▶ Extracted material
++++++

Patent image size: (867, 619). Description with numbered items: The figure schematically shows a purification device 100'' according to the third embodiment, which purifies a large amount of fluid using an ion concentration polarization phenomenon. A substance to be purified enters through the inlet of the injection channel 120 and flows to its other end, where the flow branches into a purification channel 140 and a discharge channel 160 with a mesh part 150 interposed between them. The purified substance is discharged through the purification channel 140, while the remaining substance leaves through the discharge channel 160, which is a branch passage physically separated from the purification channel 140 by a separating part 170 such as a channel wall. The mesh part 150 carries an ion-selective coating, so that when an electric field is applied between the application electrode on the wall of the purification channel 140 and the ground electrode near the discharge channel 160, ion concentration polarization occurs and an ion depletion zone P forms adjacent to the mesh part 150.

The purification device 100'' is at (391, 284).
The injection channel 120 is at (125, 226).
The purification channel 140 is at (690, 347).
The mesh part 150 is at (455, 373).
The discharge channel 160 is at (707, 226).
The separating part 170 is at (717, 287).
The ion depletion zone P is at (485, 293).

++++++

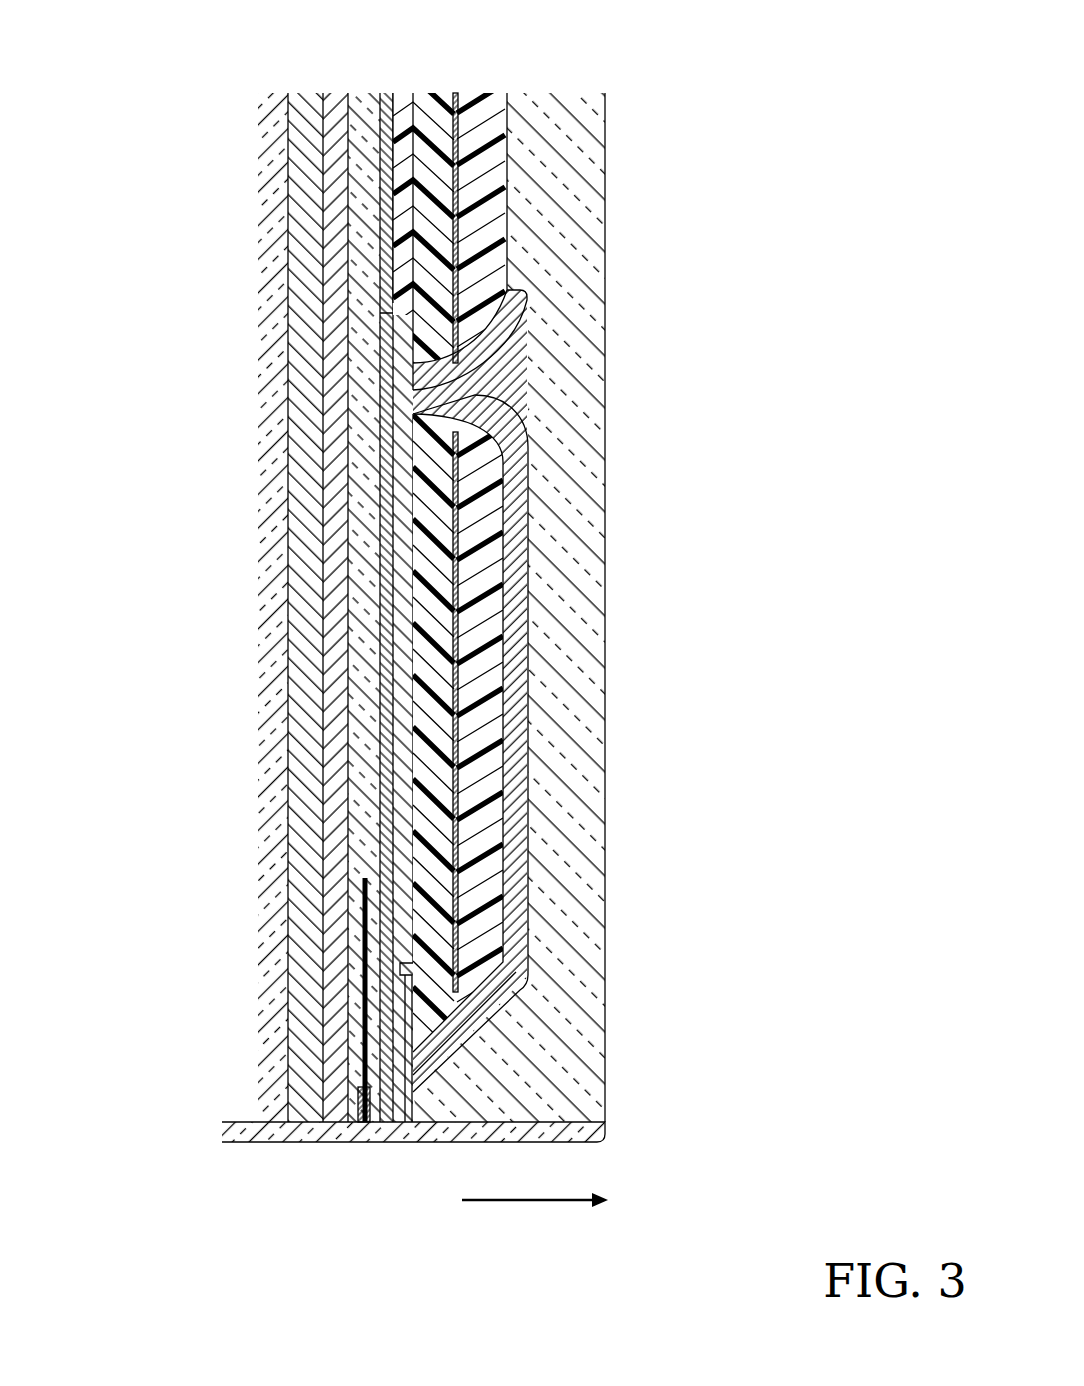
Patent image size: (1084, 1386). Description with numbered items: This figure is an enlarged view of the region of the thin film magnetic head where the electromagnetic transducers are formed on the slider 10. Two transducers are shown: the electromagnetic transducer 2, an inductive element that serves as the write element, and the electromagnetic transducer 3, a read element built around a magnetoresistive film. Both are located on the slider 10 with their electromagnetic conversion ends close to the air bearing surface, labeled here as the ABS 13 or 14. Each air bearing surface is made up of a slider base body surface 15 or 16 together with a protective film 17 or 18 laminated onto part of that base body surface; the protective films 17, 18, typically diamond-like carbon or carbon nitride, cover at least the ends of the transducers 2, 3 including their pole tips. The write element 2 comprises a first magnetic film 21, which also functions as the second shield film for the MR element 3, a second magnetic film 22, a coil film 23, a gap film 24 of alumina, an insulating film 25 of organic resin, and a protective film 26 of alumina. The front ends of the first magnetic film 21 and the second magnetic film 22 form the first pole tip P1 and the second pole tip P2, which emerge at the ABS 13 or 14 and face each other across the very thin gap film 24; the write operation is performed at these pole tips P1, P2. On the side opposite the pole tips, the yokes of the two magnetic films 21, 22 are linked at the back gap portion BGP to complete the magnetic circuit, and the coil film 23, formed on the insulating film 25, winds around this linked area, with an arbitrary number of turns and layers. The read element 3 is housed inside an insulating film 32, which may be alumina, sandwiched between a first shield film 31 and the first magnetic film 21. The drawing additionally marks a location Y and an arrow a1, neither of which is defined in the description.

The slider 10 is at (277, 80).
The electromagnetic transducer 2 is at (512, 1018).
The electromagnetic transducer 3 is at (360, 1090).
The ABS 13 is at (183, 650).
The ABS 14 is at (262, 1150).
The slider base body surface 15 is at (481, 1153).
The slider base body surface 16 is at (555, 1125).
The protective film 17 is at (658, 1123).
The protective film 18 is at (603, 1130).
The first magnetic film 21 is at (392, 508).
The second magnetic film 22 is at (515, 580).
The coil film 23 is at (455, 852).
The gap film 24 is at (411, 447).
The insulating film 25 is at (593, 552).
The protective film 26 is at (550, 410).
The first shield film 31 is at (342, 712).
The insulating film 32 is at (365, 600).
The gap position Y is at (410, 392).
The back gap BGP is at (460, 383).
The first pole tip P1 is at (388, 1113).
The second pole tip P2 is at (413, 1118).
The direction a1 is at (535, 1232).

++++++

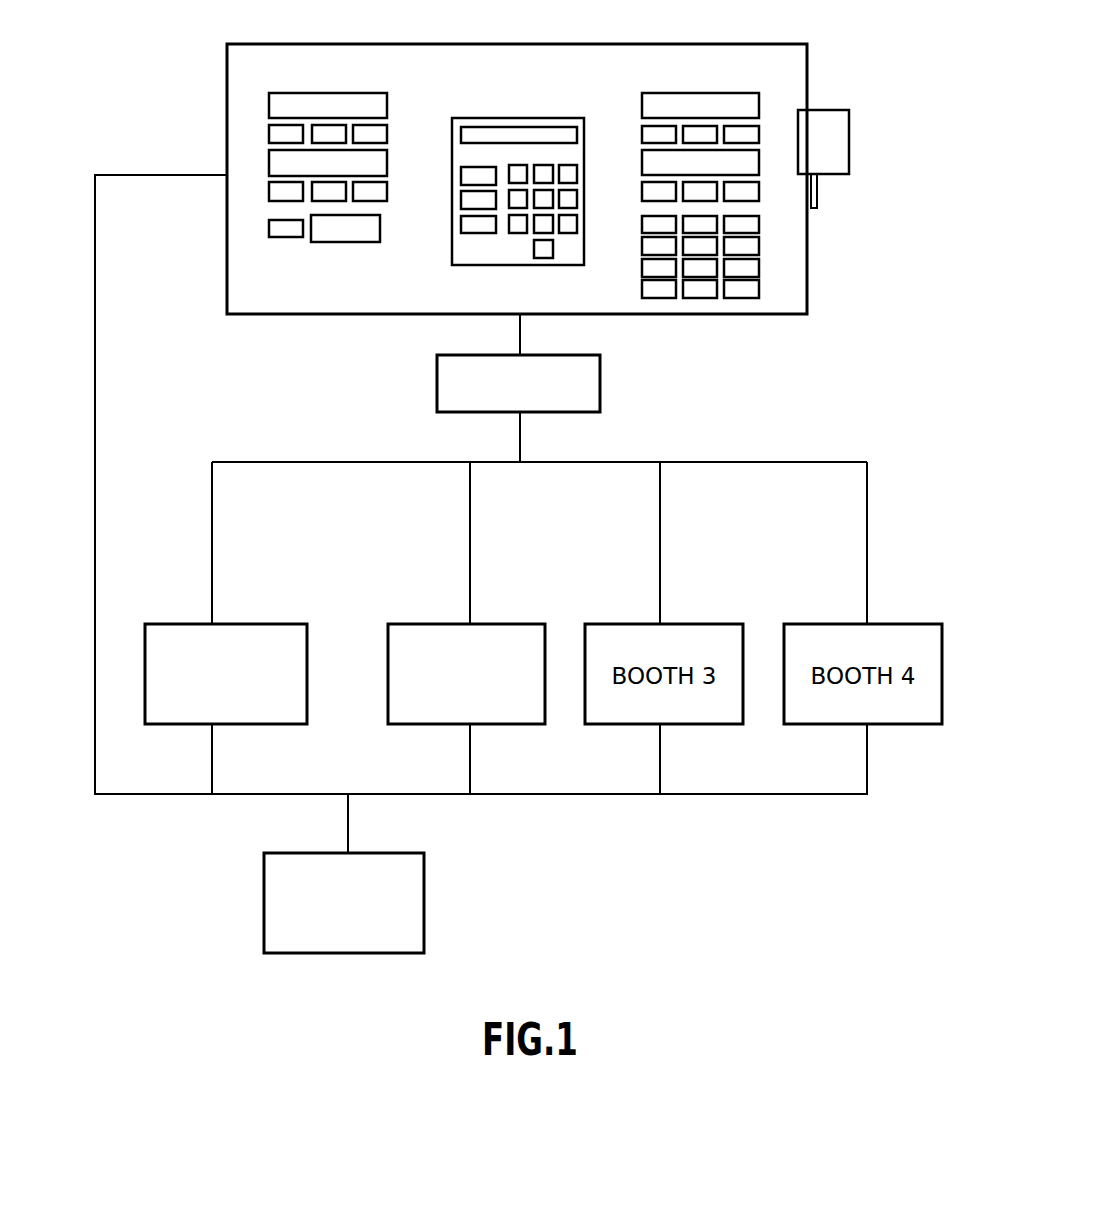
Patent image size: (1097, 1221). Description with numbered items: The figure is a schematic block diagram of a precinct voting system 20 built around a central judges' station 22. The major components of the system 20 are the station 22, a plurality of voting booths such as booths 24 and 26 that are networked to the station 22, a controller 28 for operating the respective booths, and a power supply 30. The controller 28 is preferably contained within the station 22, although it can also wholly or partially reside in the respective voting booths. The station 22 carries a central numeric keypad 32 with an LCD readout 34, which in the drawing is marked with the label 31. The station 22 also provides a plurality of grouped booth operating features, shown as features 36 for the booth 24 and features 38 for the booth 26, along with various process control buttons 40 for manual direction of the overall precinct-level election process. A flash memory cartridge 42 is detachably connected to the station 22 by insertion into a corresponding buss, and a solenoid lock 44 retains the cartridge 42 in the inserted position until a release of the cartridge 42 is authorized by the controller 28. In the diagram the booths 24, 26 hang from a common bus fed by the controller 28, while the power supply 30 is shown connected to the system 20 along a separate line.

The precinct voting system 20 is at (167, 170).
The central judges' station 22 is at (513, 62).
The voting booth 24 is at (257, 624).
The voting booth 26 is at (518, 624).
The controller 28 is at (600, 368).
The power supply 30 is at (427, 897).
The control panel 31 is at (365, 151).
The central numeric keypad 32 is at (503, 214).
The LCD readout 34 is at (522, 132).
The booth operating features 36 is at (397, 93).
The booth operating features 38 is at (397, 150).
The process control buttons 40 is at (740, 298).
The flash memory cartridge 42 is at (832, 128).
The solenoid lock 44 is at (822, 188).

++++++

▶ Set problem
Turn the listing from the line containing "Patent image size: (1084, 1386)." through the line containing "The ABS 13 is at (183, 650)." into a Markdown table with the columns Row and Line, skipping any blank lines.

▶ Expected answer
| Row | Line |
|---|---|
| 1 | Patent image size: (1084, 1386). Description with numbered items: This figure is an enlarged view of the region of the thin film magnetic head where the electromagnetic transducers are formed on the slider 10. Two transducers are shown: the electromagnetic transducer 2, an inductive element that serves as the write element, and the electromagnetic transducer 3, a read element built around a magnetoresistive film. Both are located on the slider 10 with their electromagnetic conversion ends close to the air bearing surface, labeled here as the ABS 13 or 14. Each air bearing surface is made up of a slider base body surface 15 or 16 together with a protective film 17 or 18 laminated onto part of that base body surface; the protective films 17, 18, typically diamond-like carbon or carbon nitride, cover at least the ends of the transducers 2, 3 including their pole tips. The write element 2 comprises a first magnetic film 21, which also functions as the second shield film for the MR element 3, a second magnetic film 22, a coil film 23, a gap film 24 of alumina, an insulating film 25 of organic resin, and a protective film 26 of alumina. The front ends of the first magnetic film 21 and the second magnetic film 22 form the first pole tip P1 and the second pole tip P2, which emerge at the ABS 13 or 14 and face each other across the very thin gap film 24; the write operation is performed at these pole tips P1, P2. On the side opposite the pole tips, the yokes of the two magnetic films 21, 22 are linked at the back gap portion BGP to complete the magnetic circuit, and the coil film 23, formed on the insulating film 25, winds around this linked area, with an arbitrary number of turns and layers. The read element 3 is housed inside an insulating film 32, which may be alumina, sandwiched between a first shield film 31 and the first magnetic film 21. The drawing additionally marks a location Y and an arrow a1, neither of which is defined in the description. |
| 2 | The slider 10 is at (277, 80). |
| 3 | The electromagnetic transducer 2 is at (512, 1018). |
| 4 | The electromagnetic transducer 3 is at (360, 1090). |
| 5 | The ABS 13 is at (183, 650). |